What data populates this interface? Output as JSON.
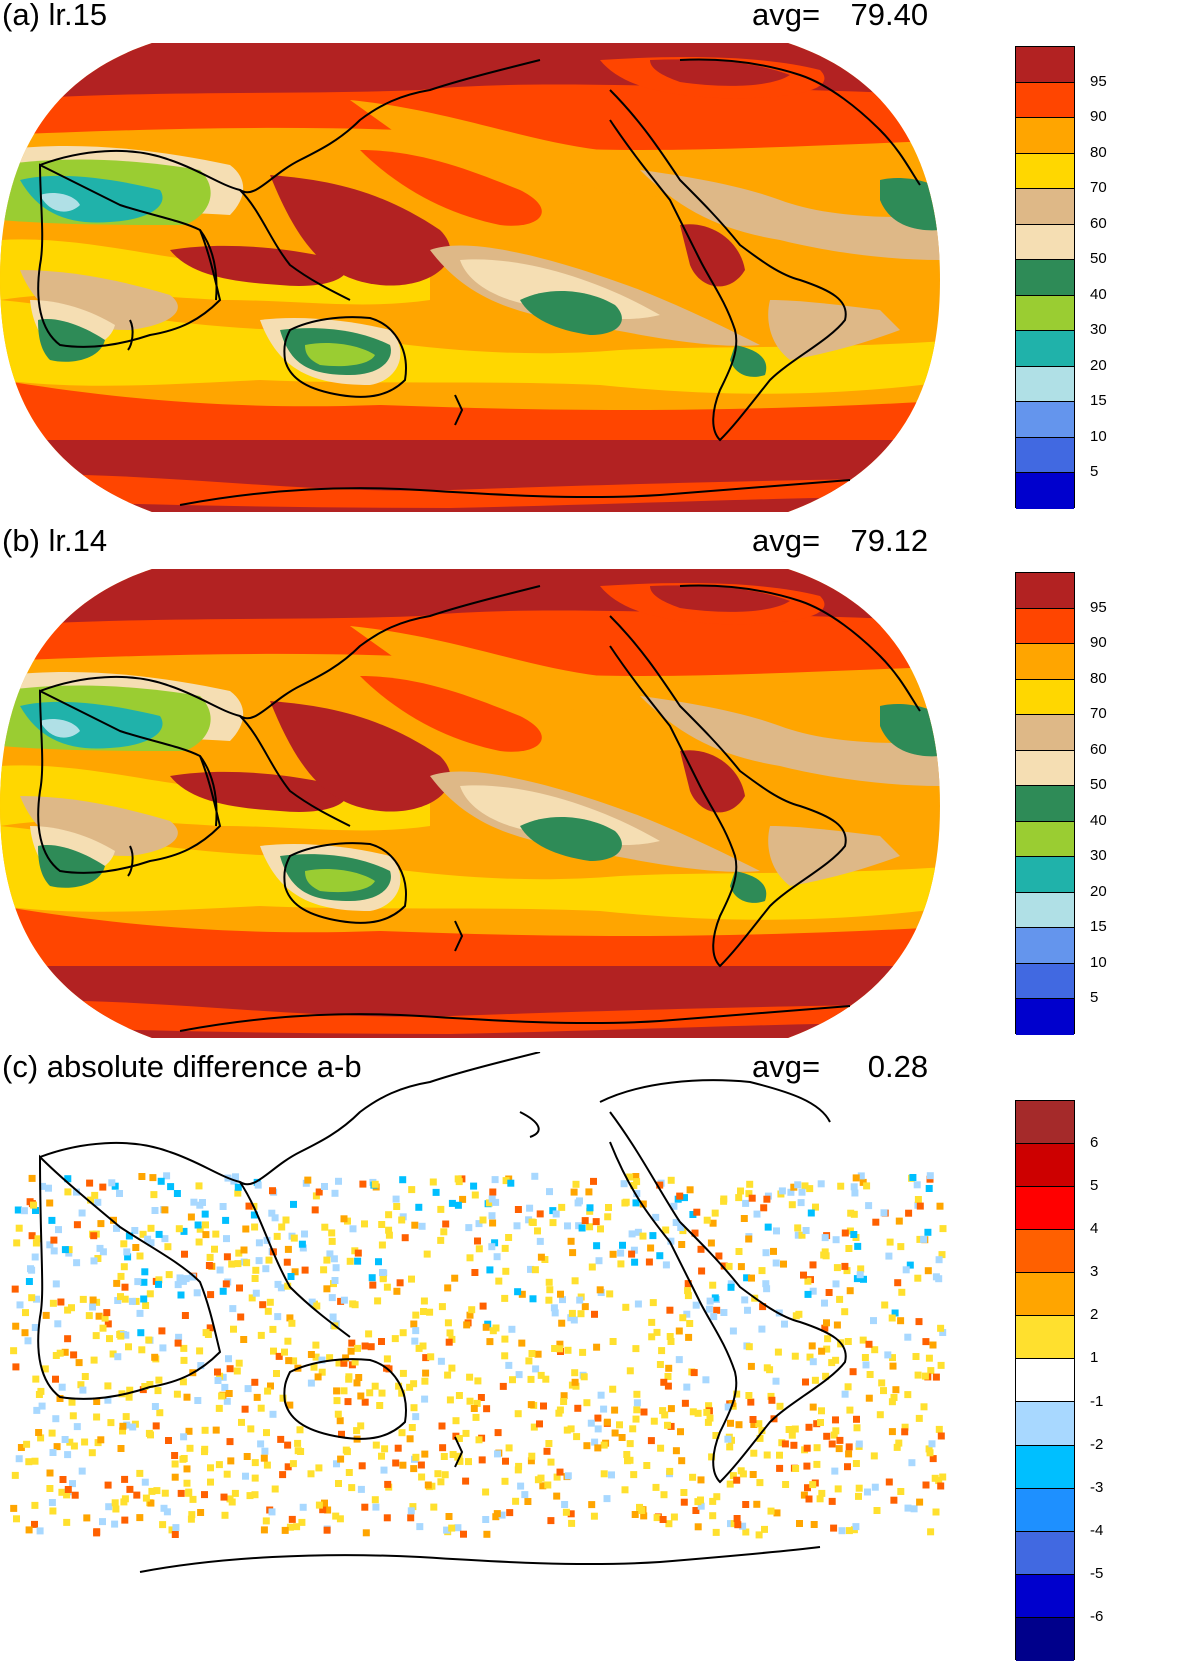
{
  "panels": [
    {
      "title": "(a) lr.15",
      "avg_label": "avg=",
      "avg_value": "79.40",
      "colorbar": {
        "colors": [
          "#b22222",
          "#ff4500",
          "#ffa500",
          "#ffd700",
          "#deb887",
          "#f5deb3",
          "#2e8b57",
          "#9acd32",
          "#20b2aa",
          "#b0e0e6",
          "#6495ed",
          "#4169e1",
          "#0000cd"
        ],
        "ticks": [
          "95",
          "90",
          "80",
          "70",
          "60",
          "50",
          "40",
          "30",
          "20",
          "15",
          "10",
          "5"
        ]
      }
    },
    {
      "title": "(b) lr.14",
      "avg_label": "avg=",
      "avg_value": "79.12",
      "colorbar": {
        "colors": [
          "#b22222",
          "#ff4500",
          "#ffa500",
          "#ffd700",
          "#deb887",
          "#f5deb3",
          "#2e8b57",
          "#9acd32",
          "#20b2aa",
          "#b0e0e6",
          "#6495ed",
          "#4169e1",
          "#0000cd"
        ],
        "ticks": [
          "95",
          "90",
          "80",
          "70",
          "60",
          "50",
          "40",
          "30",
          "20",
          "15",
          "10",
          "5"
        ]
      }
    },
    {
      "title": "(c) absolute difference a-b",
      "avg_label": "avg=",
      "avg_value": "0.28",
      "colorbar": {
        "colors": [
          "#a52a2a",
          "#cd0000",
          "#ff0000",
          "#ff6000",
          "#ffa500",
          "#ffe02e",
          "#ffffff",
          "#a8d8ff",
          "#00bfff",
          "#1e90ff",
          "#4169e1",
          "#0000cd",
          "#00008b"
        ],
        "ticks": [
          "6",
          "5",
          "4",
          "3",
          "2",
          "1",
          "-1",
          "-2",
          "-3",
          "-4",
          "-5",
          "-6"
        ]
      }
    }
  ]
}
= = =
Copy every line of the data word for word, omitting the images.

Written solution:
What data populates this interface? Output as JSON.
{
  "panels": [
    {
      "title": "(a) lr.15",
      "avg_label": "avg=",
      "avg_value": "79.40",
      "colorbar": {
        "colors": [
          "#b22222",
          "#ff4500",
          "#ffa500",
          "#ffd700",
          "#deb887",
          "#f5deb3",
          "#2e8b57",
          "#9acd32",
          "#20b2aa",
          "#b0e0e6",
          "#6495ed",
          "#4169e1",
          "#0000cd"
        ],
        "ticks": [
          "95",
          "90",
          "80",
          "70",
          "60",
          "50",
          "40",
          "30",
          "20",
          "15",
          "10",
          "5"
        ]
      }
    },
    {
      "title": "(b) lr.14",
      "avg_label": "avg=",
      "avg_value": "79.12",
      "colorbar": {
        "colors": [
          "#b22222",
          "#ff4500",
          "#ffa500",
          "#ffd700",
          "#deb887",
          "#f5deb3",
          "#2e8b57",
          "#9acd32",
          "#20b2aa",
          "#b0e0e6",
          "#6495ed",
          "#4169e1",
          "#0000cd"
        ],
        "ticks": [
          "95",
          "90",
          "80",
          "70",
          "60",
          "50",
          "40",
          "30",
          "20",
          "15",
          "10",
          "5"
        ]
      }
    },
    {
      "title": "(c) absolute difference a-b",
      "avg_label": "avg=",
      "avg_value": "0.28",
      "colorbar": {
        "colors": [
          "#a52a2a",
          "#cd0000",
          "#ff0000",
          "#ff6000",
          "#ffa500",
          "#ffe02e",
          "#ffffff",
          "#a8d8ff",
          "#00bfff",
          "#1e90ff",
          "#4169e1",
          "#0000cd",
          "#00008b"
        ],
        "ticks": [
          "6",
          "5",
          "4",
          "3",
          "2",
          "1",
          "-1",
          "-2",
          "-3",
          "-4",
          "-5",
          "-6"
        ]
      }
    }
  ]
}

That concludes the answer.